Report, word for word, every line of the material that contains "EXPRESS".

═══ Extracted material

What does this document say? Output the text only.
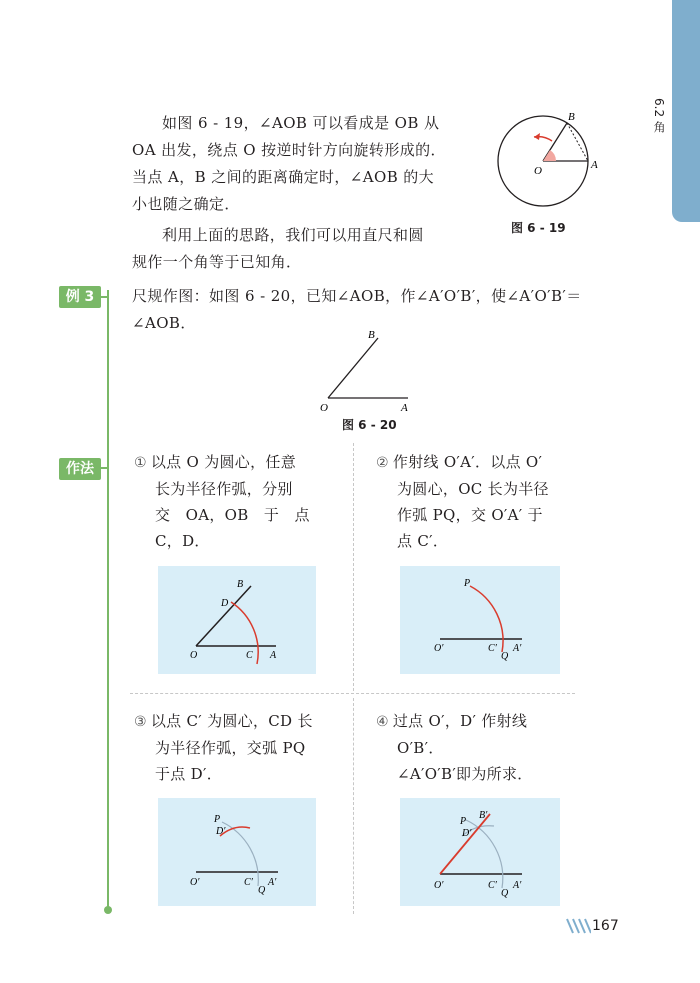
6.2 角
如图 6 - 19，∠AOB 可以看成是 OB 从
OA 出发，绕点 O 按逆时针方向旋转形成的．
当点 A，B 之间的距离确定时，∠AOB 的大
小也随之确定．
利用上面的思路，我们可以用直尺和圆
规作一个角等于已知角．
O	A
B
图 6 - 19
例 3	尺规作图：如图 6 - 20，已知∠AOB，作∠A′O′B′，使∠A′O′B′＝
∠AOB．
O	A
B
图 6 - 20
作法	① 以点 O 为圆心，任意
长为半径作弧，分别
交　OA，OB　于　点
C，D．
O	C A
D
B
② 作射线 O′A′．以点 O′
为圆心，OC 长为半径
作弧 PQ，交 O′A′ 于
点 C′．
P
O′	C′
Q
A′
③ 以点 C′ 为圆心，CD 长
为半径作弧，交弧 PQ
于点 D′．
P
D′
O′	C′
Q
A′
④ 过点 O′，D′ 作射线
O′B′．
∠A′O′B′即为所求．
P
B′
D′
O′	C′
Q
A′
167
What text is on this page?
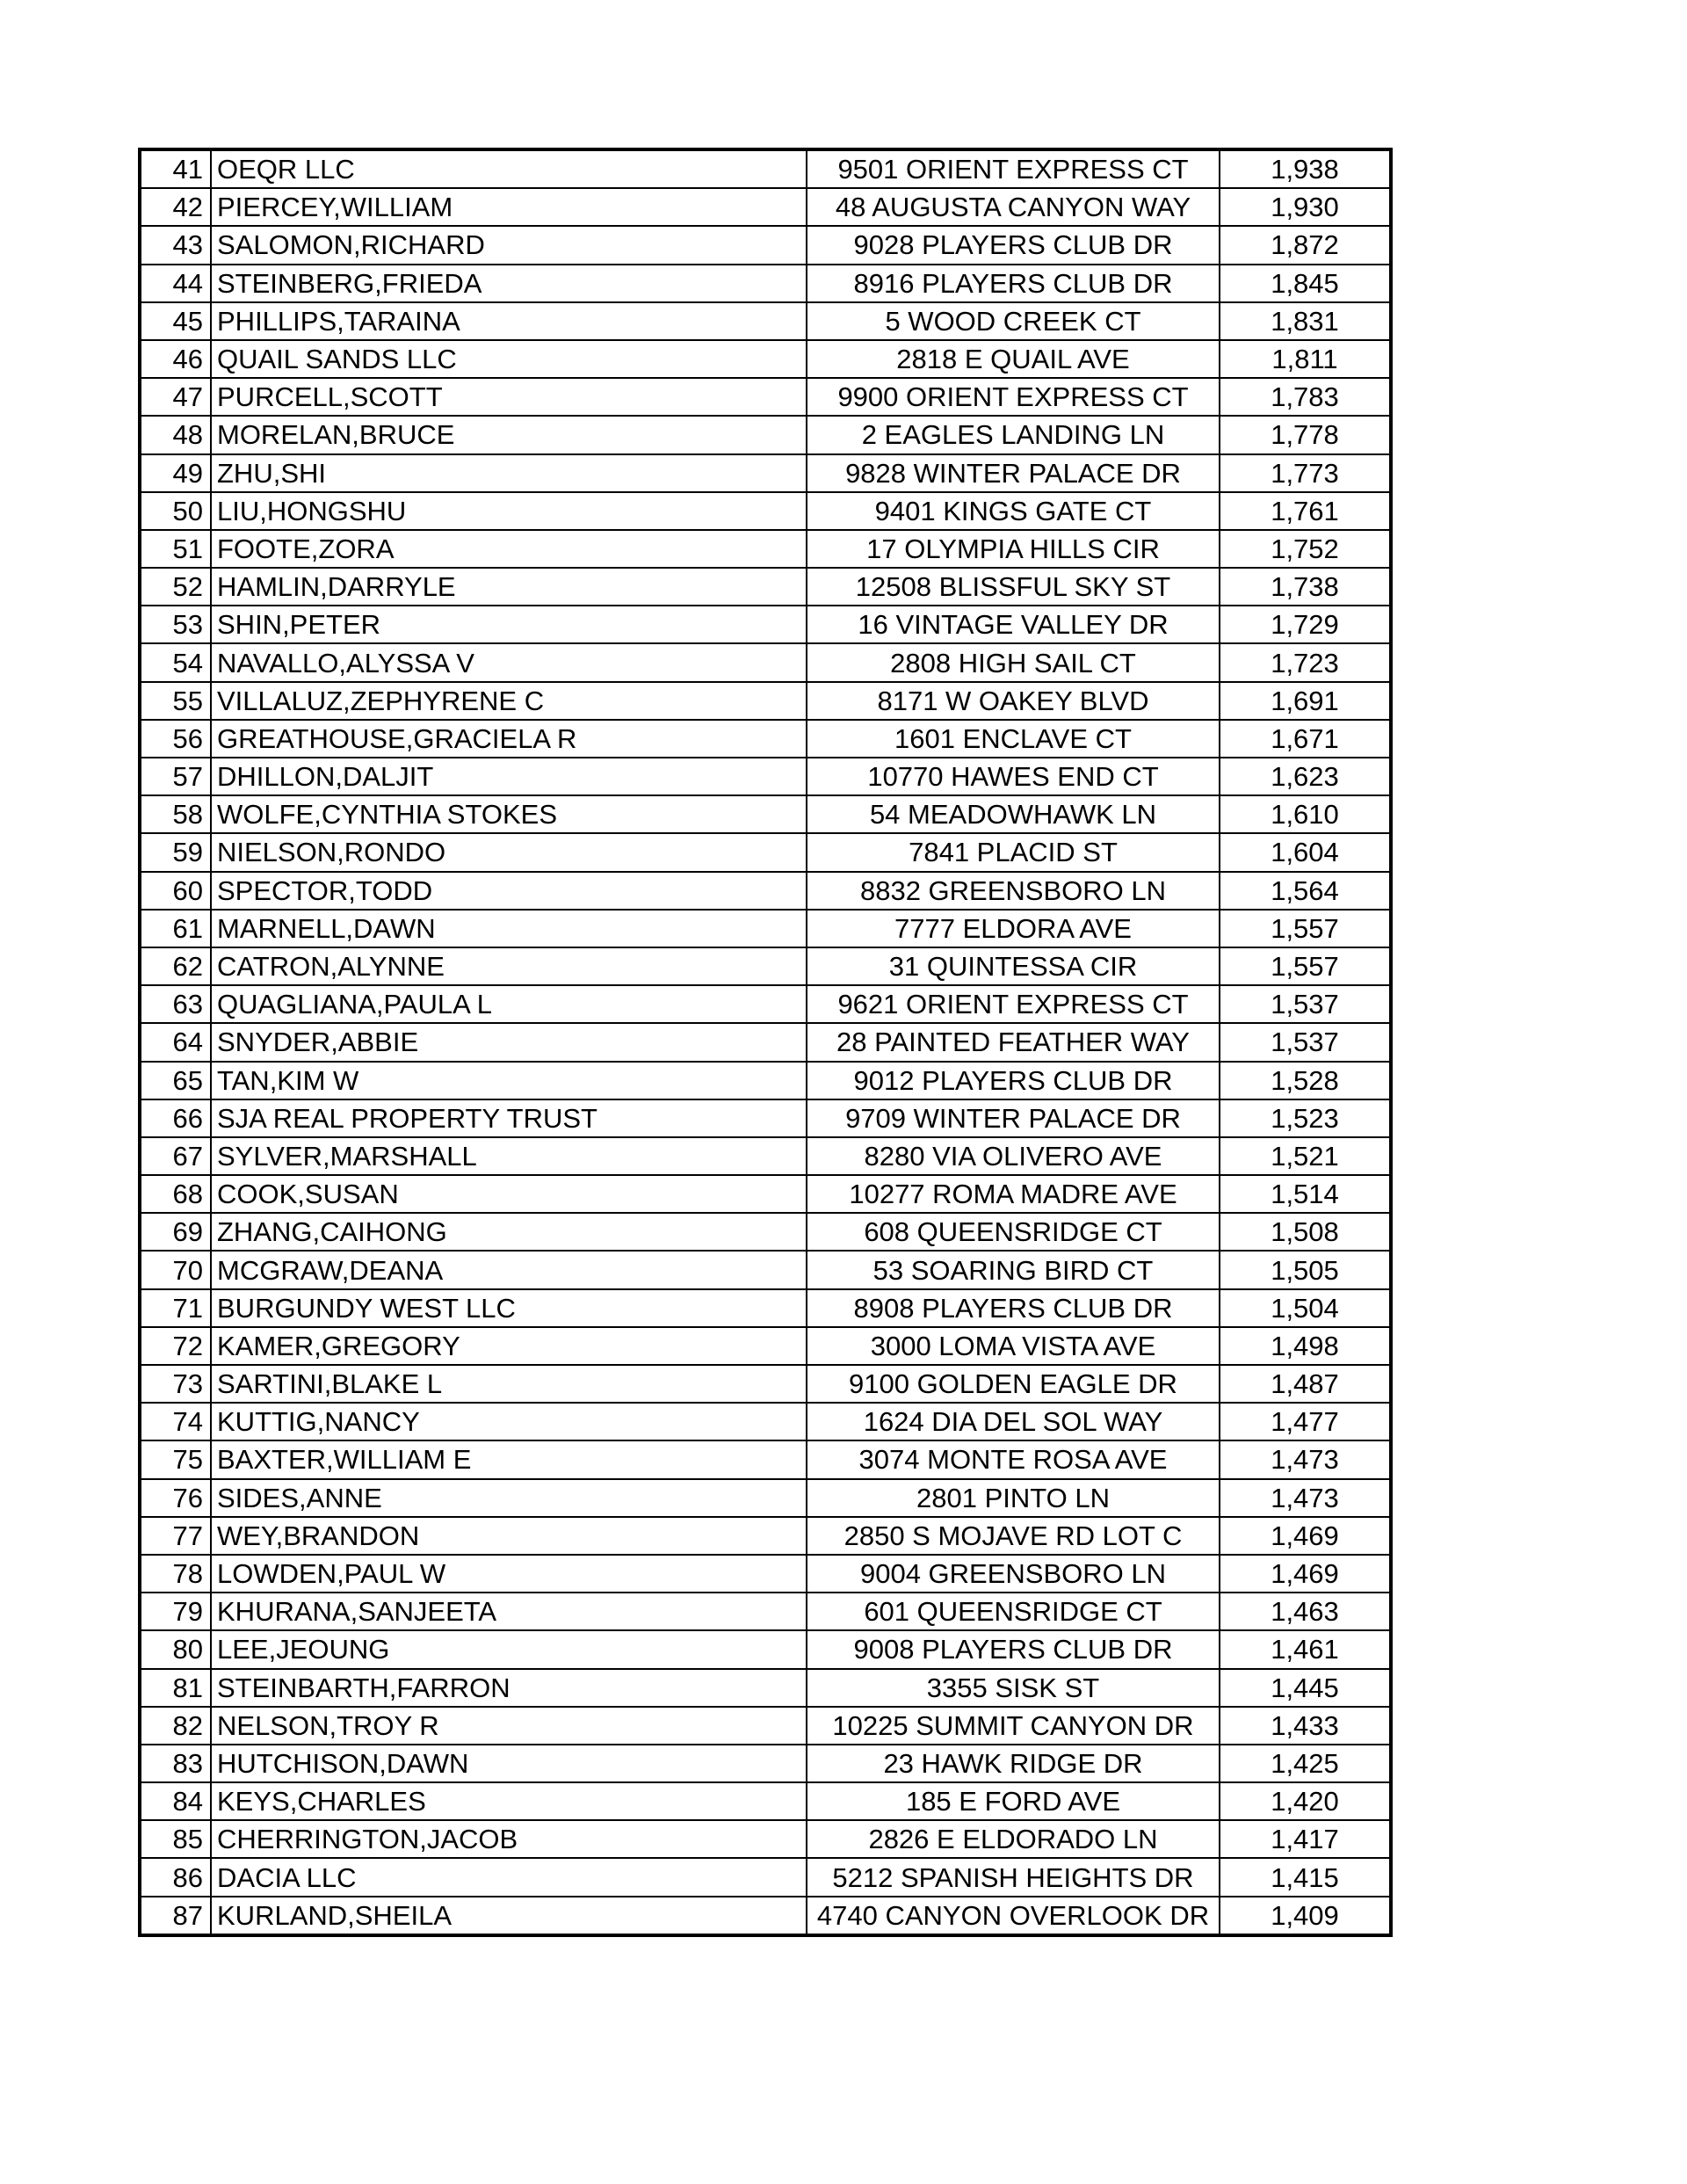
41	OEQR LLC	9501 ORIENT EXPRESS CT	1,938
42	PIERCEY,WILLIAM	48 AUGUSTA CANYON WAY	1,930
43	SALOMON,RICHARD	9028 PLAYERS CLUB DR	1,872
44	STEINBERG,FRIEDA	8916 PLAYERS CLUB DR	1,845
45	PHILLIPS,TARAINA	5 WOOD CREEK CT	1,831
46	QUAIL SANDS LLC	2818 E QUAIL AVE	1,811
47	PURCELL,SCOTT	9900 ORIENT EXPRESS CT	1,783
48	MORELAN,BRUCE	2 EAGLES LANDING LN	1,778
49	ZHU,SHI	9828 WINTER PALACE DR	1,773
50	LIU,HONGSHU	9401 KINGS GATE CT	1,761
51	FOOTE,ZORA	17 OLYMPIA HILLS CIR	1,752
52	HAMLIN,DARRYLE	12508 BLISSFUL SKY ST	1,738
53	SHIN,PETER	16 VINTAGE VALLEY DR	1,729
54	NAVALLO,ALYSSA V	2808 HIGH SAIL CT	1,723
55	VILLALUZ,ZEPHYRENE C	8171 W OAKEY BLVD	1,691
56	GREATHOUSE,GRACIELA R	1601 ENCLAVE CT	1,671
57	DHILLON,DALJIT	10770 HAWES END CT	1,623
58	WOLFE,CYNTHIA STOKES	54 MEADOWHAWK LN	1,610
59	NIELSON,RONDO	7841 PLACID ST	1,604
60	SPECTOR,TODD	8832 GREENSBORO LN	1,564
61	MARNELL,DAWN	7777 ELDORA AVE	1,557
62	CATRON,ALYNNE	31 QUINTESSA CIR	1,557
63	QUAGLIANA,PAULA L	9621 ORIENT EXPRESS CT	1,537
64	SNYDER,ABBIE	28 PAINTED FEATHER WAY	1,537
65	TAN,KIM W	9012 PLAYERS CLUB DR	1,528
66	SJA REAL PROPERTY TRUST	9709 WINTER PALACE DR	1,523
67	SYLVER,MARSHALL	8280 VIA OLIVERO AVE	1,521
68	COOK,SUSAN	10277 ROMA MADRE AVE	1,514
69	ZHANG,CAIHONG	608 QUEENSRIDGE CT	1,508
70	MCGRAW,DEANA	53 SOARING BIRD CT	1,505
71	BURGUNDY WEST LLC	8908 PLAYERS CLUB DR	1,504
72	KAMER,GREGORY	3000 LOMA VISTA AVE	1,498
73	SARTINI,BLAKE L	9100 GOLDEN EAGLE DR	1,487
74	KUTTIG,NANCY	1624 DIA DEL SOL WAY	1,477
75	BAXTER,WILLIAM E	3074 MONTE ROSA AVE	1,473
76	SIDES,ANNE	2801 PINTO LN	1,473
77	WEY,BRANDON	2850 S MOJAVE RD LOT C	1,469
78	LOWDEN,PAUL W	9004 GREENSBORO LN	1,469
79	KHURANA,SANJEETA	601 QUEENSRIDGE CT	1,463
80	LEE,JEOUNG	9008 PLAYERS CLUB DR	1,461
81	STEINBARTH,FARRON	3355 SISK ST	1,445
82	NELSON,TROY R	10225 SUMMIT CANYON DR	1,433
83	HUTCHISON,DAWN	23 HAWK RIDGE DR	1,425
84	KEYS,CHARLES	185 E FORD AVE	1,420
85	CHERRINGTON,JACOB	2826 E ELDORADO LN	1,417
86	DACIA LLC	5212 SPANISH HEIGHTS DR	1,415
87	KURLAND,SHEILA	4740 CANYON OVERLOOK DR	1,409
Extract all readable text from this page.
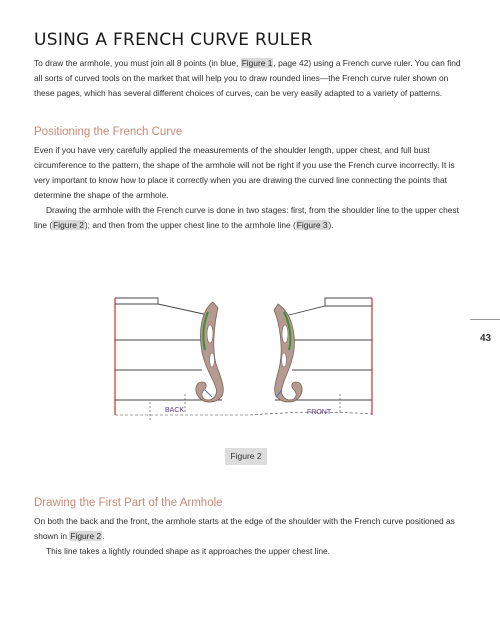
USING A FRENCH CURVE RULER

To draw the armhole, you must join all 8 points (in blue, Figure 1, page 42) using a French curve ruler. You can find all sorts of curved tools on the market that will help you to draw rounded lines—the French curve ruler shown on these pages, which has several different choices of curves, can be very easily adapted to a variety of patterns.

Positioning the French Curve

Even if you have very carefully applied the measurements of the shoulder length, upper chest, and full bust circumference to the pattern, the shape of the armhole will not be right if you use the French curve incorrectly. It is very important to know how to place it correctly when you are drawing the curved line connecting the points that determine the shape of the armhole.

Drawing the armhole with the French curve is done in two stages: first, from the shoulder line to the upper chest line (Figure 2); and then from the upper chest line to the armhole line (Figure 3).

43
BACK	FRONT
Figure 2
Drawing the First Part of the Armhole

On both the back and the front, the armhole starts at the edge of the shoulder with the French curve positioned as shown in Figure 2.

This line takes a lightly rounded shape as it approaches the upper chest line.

══════

Full answer
41	OEQR LLC	9501 ORIENT EXPRESS CT	1,938
47	PURCELL,SCOTT	9900 ORIENT EXPRESS CT	1,783
63	QUAGLIANA,PAULA L	9621 ORIENT EXPRESS CT	1,537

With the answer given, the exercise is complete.